Dataset entries:
[Start]
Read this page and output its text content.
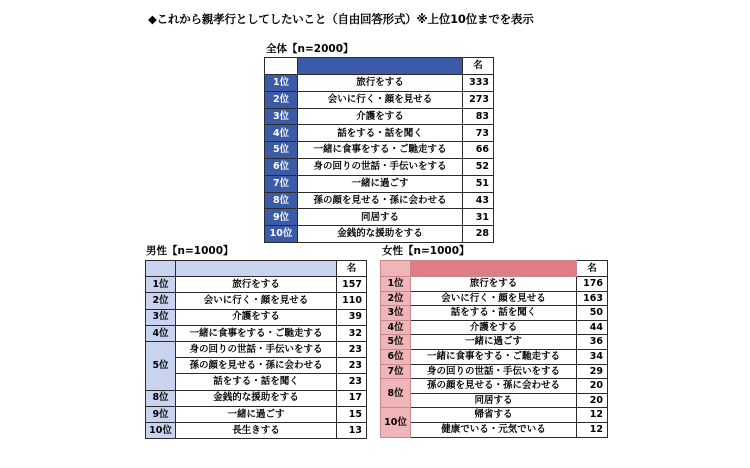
◆これから親孝行としてしたいこと（自由回答形式）※上位10位までを表示
全体【n=2000】
		名
1位	旅行をする	333
2位	会いに行く・顔を見せる	273
3位	介護をする	83
4位	話をする・話を聞く	73
5位	一緒に食事をする・ご馳走する	66
6位	身の回りの世話・手伝いをする	52
7位	一緒に過ごす	51
8位	孫の顔を見せる・孫に会わせる	43
9位	同居する	31
10位	金銭的な援助をする	28
男性【n=1000】
		名
1位	旅行をする	157
2位	会いに行く・顔を見せる	110
3位	介護をする	39
4位	一緒に食事をする・ご馳走する	32
5位	身の回りの世話・手伝いをする	23
	孫の顔を見せる・孫に会わせる	23
	話をする・話を聞く	23
8位	金銭的な援助をする	17
9位	一緒に過ごす	15
10位	長生きする	13
女性【n=1000】
		名
1位	旅行をする	176
2位	会いに行く・顔を見せる	163
3位	話をする・話を聞く	50
4位	介護をする	44
5位	一緒に過ごす	36
6位	一緒に食事をする・ご馳走する	34
7位	身の回りの世話・手伝いをする	29
8位	孫の顔を見せる・孫に会わせる	20
	同居する	20
10位	帰省する	12
	健康でいる・元気でいる	12
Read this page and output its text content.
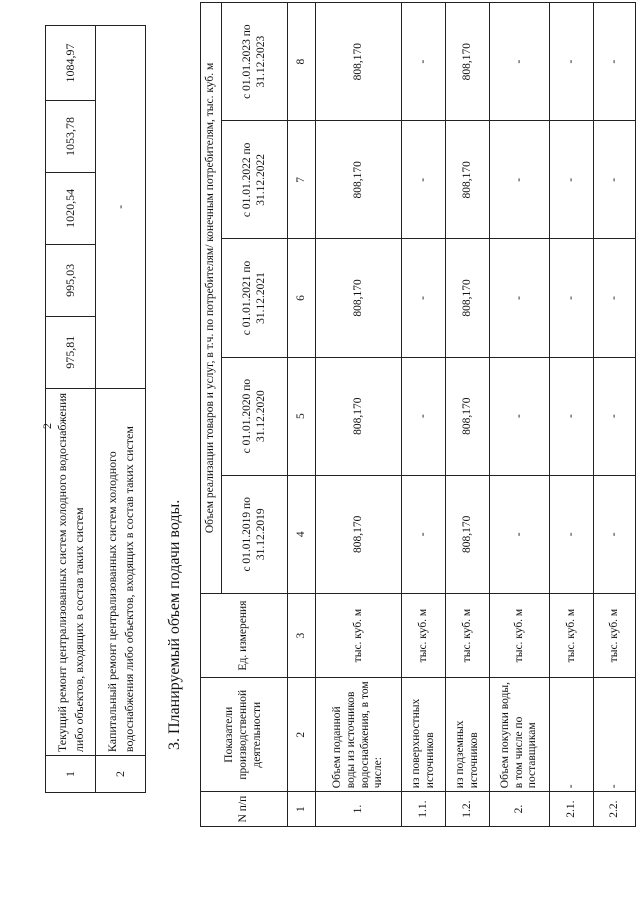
2
1	Текущий ремонт централизованных систем холодного водоснабжения либо объектов, входящих в состав таких систем	975,81	995,03	1020,54	1053,78	1084,97
2	Капитальный ремонт централизованных систем холодного водоснабжения либо объектов, входящих в состав таких систем	-				
3. Планируемый объем подачи воды.
N п/п	Показатели производственной деятельности	Ед. измерения	Объем реализации товаров и услуг, в т.ч. по потребителям/ конечным потребителям, тыс. куб. м				
			с 01.01.2019 по 31.12.2019	с 01.01.2020 по 31.12.2020	с 01.01.2021 по 31.12.2021	с 01.01.2022 по 31.12.2022	с 01.01.2023 по 31.12.2023
1	2	3	4	5	6	7	8
1.	Объем поданной воды из источников водоснабжения, в том числе:	тыс. куб. м	808,170	808,170	808,170	808,170	808,170
1.1.	из поверхностных источников	тыс. куб. м	-	-	-	-	-
1.2.	из подземных источников	тыс. куб. м	808,170	808,170	808,170	808,170	808,170
2.	Объем покупки воды, в том числе по поставщикам	тыс. куб. м	-	-	-	-	-
2.1.	-	тыс. куб. м	-	-	-	-	-
2.2.	-	тыс. куб. м	-	-	-	-	-
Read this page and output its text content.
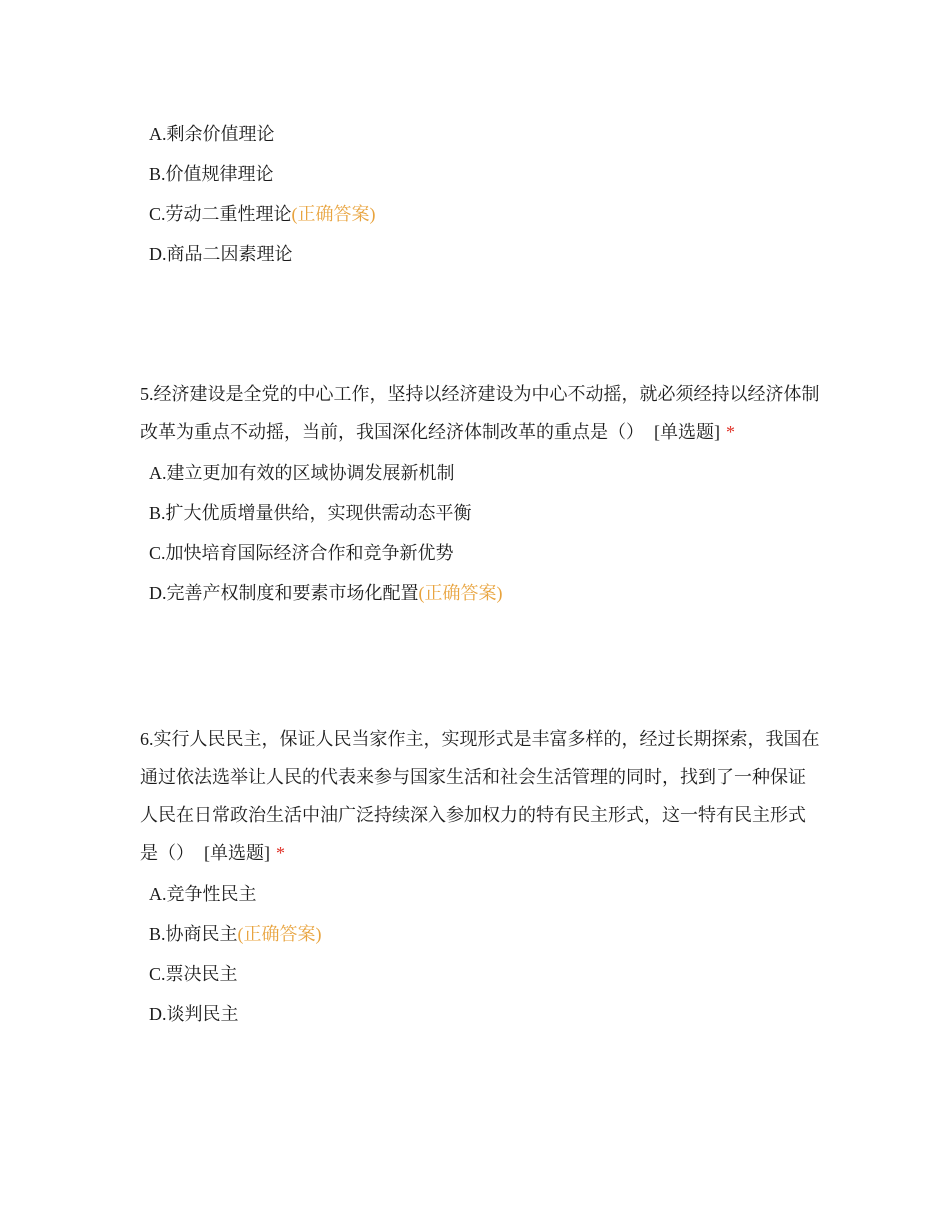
A.剩余价值理论
B.价值规律理论
C.劳动二重性理论(正确答案)
D.商品二因素理论

5.经济建设是全党的中心工作，坚持以经济建设为中心不动摇，就必须经持以经济体制改革为重点不动摇，当前，我国深化经济体制改革的重点是（） [单选题] *

A.建立更加有效的区域协调发展新机制
B.扩大优质增量供给，实现供需动态平衡
C.加快培育国际经济合作和竞争新优势
D.完善产权制度和要素市场化配置(正确答案)

6.实行人民民主，保证人民当家作主，实现形式是丰富多样的，经过长期探索，我国在通过依法选举让人民的代表来参与国家生活和社会生活管理的同时，找到了一种保证人民在日常政治生活中油广泛持续深入参加权力的特有民主形式，这一特有民主形式是（） [单选题] *

A.竞争性民主
B.协商民主(正确答案)
C.票决民主
D.谈判民主
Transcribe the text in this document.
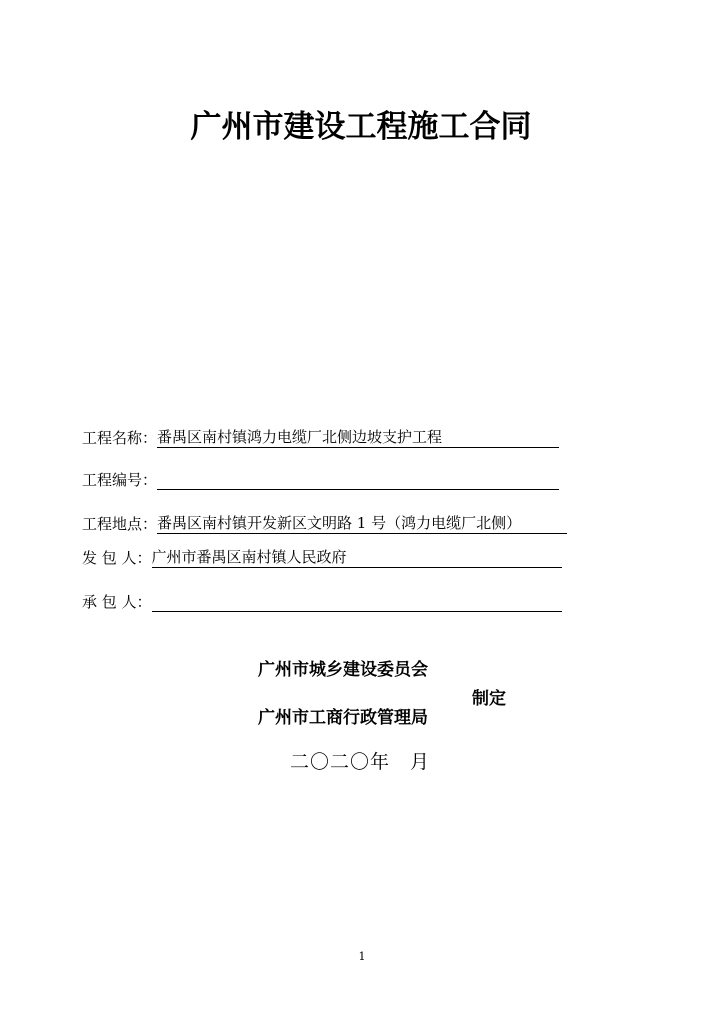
广州市建设工程施工合同
工程名称： 番禺区南村镇鸿力电缆厂北侧边坡支护工程
工程编号：
工程地点： 番禺区南村镇开发新区文明路 1 号（鸿力电缆厂北侧）
发 包 人： 广州市番禺区南村镇人民政府
承 包 人：
广州市城乡建设委员会
广州市工商行政管理局
制定
二〇二〇年　月
1
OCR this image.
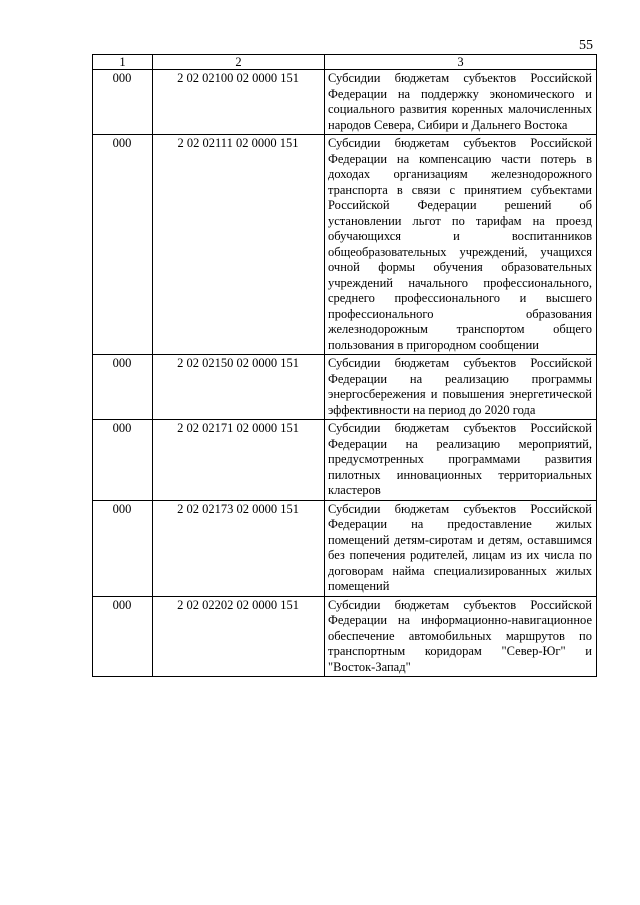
55
1	2	3
000	2 02 02100 02 0000 151	Субсидии бюджетам субъектов Российской Федерации на поддержку экономического и социального развития коренных малочисленных народов Севера, Сибири и Дальнего Востока
000	2 02 02111 02 0000 151	Субсидии бюджетам субъектов Российской Федерации на компенсацию части потерь в доходах организациям железнодорожного транспорта в связи с принятием субъектами Российской Федерации решений об установлении льгот по тарифам на проезд обучающихся и воспитанников общеобразовательных учреждений, учащихся очной формы обучения образовательных учреждений начального профессионального, среднего профессионального и высшего профессионального образования железнодорожным транспортом общего пользования в пригородном сообщении
000	2 02 02150 02 0000 151	Субсидии бюджетам субъектов Российской Федерации на реализацию программы энергосбережения и повышения энергетической эффективности на период до 2020 года
000	2 02 02171 02 0000 151	Субсидии бюджетам субъектов Российской Федерации на реализацию мероприятий, предусмотренных программами развития пилотных инновационных территориальных кластеров
000	2 02 02173 02 0000 151	Субсидии бюджетам субъектов Российской Федерации на предоставление жилых помещений детям-сиротам и детям, оставшимся без попечения родителей, лицам из их числа по договорам найма специализированных жилых помещений
000	2 02 02202 02 0000 151	Субсидии бюджетам субъектов Российской Федерации на информационно-навигационное обеспечение автомобильных маршрутов по транспортным коридорам "Север-Юг" и "Восток-Запад"
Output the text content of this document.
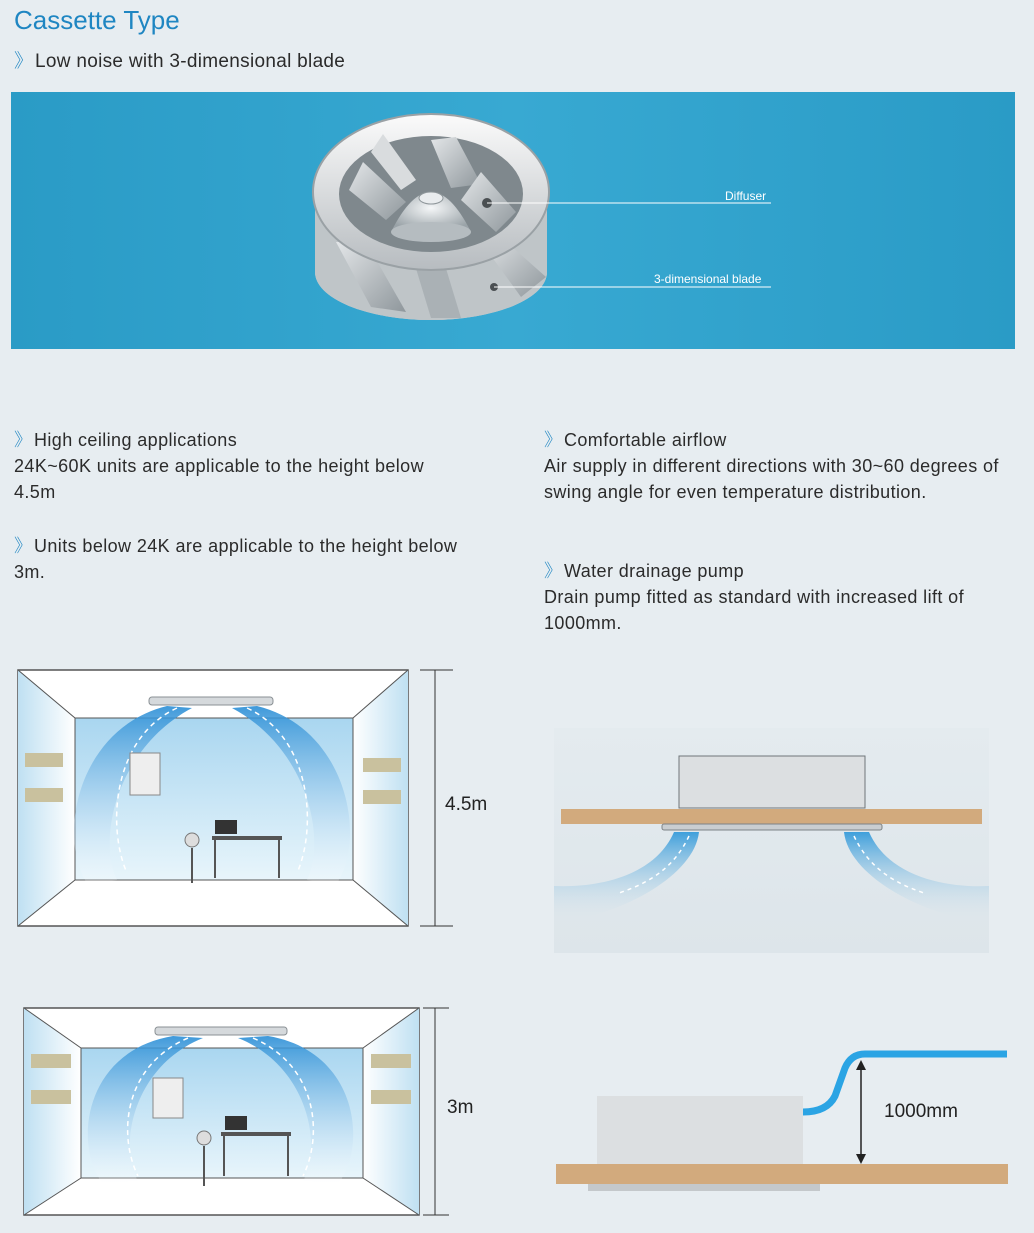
Cassette Type
》 Low noise with 3-dimensional blade
Diffuser
3-dimensional blade

》 High ceiling applications

24K~60K units are applicable to the height below 4.5m

》 Units below 24K are applicable to the height below 3m.

》 Comfortable airflow

Air supply in different directions with 30~60 degrees of swing angle for even temperature distribution.

》 Water drainage pump

Drain pump fitted as standard with increased lift of 1000mm.

4.5m
3m	1000mm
[End]
■ Objective:
Quote in full the listing given above; the images are to be left out.

■ The completed task:
Read this page and output its text content.
◆これから親孝行としてしたいこと（自由回答形式）※上位10位までを表示
全体【n=2000】
		名
1位	旅行をする	333
2位	会いに行く・顔を見せる	273
3位	介護をする	83
4位	話をする・話を聞く	73
5位	一緒に食事をする・ご馳走する	66
6位	身の回りの世話・手伝いをする	52
7位	一緒に過ごす	51
8位	孫の顔を見せる・孫に会わせる	43
9位	同居する	31
10位	金銭的な援助をする	28
男性【n=1000】
		名
1位	旅行をする	157
2位	会いに行く・顔を見せる	110
3位	介護をする	39
4位	一緒に食事をする・ご馳走する	32
5位	身の回りの世話・手伝いをする	23
	孫の顔を見せる・孫に会わせる	23
	話をする・話を聞く	23
8位	金銭的な援助をする	17
9位	一緒に過ごす	15
10位	長生きする	13
女性【n=1000】
		名
1位	旅行をする	176
2位	会いに行く・顔を見せる	163
3位	話をする・話を聞く	50
4位	介護をする	44
5位	一緒に過ごす	36
6位	一緒に食事をする・ご馳走する	34
7位	身の回りの世話・手伝いをする	29
8位	孫の顔を見せる・孫に会わせる	20
	同居する	20
10位	帰省する	12
	健康でいる・元気でいる	12
Read this page and output its text content.
2
1	Текущий ремонт централизованных систем холодного водоснабжения либо объектов, входящих в состав таких систем	975,81	995,03	1020,54	1053,78	1084,97
2	Капитальный ремонт централизованных систем холодного водоснабжения либо объектов, входящих в состав таких систем	-				
3. Планируемый объем подачи воды.
N п/п	Показатели производственной деятельности	Ед. измерения	Объем реализации товаров и услуг, в т.ч. по потребителям/ конечным потребителям, тыс. куб. м				
			с 01.01.2019 по 31.12.2019	с 01.01.2020 по 31.12.2020	с 01.01.2021 по 31.12.2021	с 01.01.2022 по 31.12.2022	с 01.01.2023 по 31.12.2023
1	2	3	4	5	6	7	8
1.	Объем поданной воды из источников водоснабжения, в том числе:	тыс. куб. м	808,170	808,170	808,170	808,170	808,170
1.1.	из поверхностных источников	тыс. куб. м	-	-	-	-	-
1.2.	из подземных источников	тыс. куб. м	808,170	808,170	808,170	808,170	808,170
2.	Объем покупки воды, в том числе по поставщикам	тыс. куб. м	-	-	-	-	-
2.1.	-	тыс. куб. м	-	-	-	-	-
2.2.	-	тыс. куб. м	-	-	-	-	-
Read this page and output its text content.
A.剩余价值理论
B.价值规律理论
C.劳动二重性理论(正确答案)
D.商品二因素理论

5.经济建设是全党的中心工作，坚持以经济建设为中心不动摇，就必须经持以经济体制改革为重点不动摇，当前，我国深化经济体制改革的重点是（） [单选题] *

A.建立更加有效的区域协调发展新机制
B.扩大优质增量供给，实现供需动态平衡
C.加快培育国际经济合作和竞争新优势
D.完善产权制度和要素市场化配置(正确答案)

6.实行人民民主，保证人民当家作主，实现形式是丰富多样的，经过长期探索，我国在通过依法选举让人民的代表来参与国家生活和社会生活管理的同时，找到了一种保证人民在日常政治生活中油广泛持续深入参加权力的特有民主形式，这一特有民主形式是（） [单选题] *

A.竞争性民主
B.协商民主(正确答案)
C.票决民主
D.谈判民主
Transcribe the text in this document.
广州市建设工程施工合同
工程名称： 番禺区南村镇鸿力电缆厂北侧边坡支护工程
工程编号：
工程地点： 番禺区南村镇开发新区文明路 1 号（鸿力电缆厂北侧）
发 包 人： 广州市番禺区南村镇人民政府
承 包 人：
广州市城乡建设委员会
广州市工商行政管理局
制定
二〇二〇年　月
1
OCR this image.
55
1	2	3
000	2 02 02100 02 0000 151	Субсидии бюджетам субъектов Российской Федерации на поддержку экономического и социального развития коренных малочисленных народов Севера, Сибири и Дальнего Востока
000	2 02 02111 02 0000 151	Субсидии бюджетам субъектов Российской Федерации на компенсацию части потерь в доходах организациям железнодорожного транспорта в связи с принятием субъектами Российской Федерации решений об установлении льгот по тарифам на проезд обучающихся и воспитанников общеобразовательных учреждений, учащихся очной формы обучения образовательных учреждений начального профессионального, среднего профессионального и высшего профессионального образования железнодорожным транспортом общего пользования в пригородном сообщении
000	2 02 02150 02 0000 151	Субсидии бюджетам субъектов Российской Федерации на реализацию программы энергосбережения и повышения энергетической эффективности на период до 2020 года
000	2 02 02171 02 0000 151	Субсидии бюджетам субъектов Российской Федерации на реализацию мероприятий, предусмотренных программами развития пилотных инновационных территориальных кластеров
000	2 02 02173 02 0000 151	Субсидии бюджетам субъектов Российской Федерации на предоставление жилых помещений детям-сиротам и детям, оставшимся без попечения родителей, лицам из их числа по договорам найма специализированных жилых помещений
000	2 02 02202 02 0000 151	Субсидии бюджетам субъектов Российской Федерации на информационно-навигационное обеспечение автомобильных маршрутов по транспортным коридорам "Север-Юг" и "Восток-Запад"
Output the text content of this document.
Cassette Type
》 Low noise with 3-dimensional blade
Diffuser
3-dimensional blade

》 High ceiling applications

24K~60K units are applicable to the height below 4.5m

》 Units below 24K are applicable to the height below 3m.

》 Comfortable airflow

Air supply in different directions with 30~60 degrees of swing angle for even temperature distribution.

》 Water drainage pump

Drain pump fitted as standard with increased lift of 1000mm.

4.5m
3m	1000mm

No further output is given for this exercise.